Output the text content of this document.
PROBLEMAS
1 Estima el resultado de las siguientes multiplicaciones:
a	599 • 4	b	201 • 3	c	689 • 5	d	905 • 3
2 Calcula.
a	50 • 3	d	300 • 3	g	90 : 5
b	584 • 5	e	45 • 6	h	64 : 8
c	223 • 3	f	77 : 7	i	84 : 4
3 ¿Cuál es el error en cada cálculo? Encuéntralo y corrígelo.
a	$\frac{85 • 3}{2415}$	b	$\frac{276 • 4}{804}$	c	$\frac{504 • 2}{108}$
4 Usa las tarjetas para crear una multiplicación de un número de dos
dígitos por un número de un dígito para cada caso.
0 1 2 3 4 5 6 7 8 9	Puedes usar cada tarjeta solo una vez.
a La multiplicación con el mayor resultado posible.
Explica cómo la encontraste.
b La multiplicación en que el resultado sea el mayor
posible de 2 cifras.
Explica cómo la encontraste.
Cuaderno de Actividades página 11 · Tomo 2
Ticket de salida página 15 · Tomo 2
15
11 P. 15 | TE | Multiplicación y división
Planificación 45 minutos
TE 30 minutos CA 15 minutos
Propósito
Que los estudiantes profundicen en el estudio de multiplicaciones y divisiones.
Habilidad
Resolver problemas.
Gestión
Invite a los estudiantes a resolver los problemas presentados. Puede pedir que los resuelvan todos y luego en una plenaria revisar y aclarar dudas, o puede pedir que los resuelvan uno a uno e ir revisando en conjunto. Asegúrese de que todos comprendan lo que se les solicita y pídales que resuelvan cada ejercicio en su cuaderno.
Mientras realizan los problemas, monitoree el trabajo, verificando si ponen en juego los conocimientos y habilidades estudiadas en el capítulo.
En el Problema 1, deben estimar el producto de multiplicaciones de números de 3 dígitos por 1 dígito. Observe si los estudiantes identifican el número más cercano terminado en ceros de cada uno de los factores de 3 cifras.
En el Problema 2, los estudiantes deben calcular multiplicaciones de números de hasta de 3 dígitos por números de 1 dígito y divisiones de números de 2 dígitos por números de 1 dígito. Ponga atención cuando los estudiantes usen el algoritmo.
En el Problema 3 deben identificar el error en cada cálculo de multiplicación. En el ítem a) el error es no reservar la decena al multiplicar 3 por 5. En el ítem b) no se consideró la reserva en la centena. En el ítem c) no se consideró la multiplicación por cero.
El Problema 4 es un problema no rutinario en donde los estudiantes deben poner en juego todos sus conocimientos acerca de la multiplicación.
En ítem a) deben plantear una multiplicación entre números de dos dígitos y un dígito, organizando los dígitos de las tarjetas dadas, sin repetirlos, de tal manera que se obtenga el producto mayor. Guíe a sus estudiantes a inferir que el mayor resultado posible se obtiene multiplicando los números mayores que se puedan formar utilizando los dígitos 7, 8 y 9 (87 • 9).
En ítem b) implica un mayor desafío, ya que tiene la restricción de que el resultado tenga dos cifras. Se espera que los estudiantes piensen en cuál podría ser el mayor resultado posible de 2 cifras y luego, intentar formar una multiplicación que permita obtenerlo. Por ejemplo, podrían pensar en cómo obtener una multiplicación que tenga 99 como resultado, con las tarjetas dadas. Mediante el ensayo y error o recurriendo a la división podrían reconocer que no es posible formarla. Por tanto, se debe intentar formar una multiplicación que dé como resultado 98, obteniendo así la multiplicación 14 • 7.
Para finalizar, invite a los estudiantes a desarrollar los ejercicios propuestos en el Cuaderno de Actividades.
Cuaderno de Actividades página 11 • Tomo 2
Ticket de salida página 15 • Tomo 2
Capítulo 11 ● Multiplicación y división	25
:::
- **Stated exercise**: Tally the lines above that contain the word "Ticket", and reply with only the number.

- **The completed task**: 2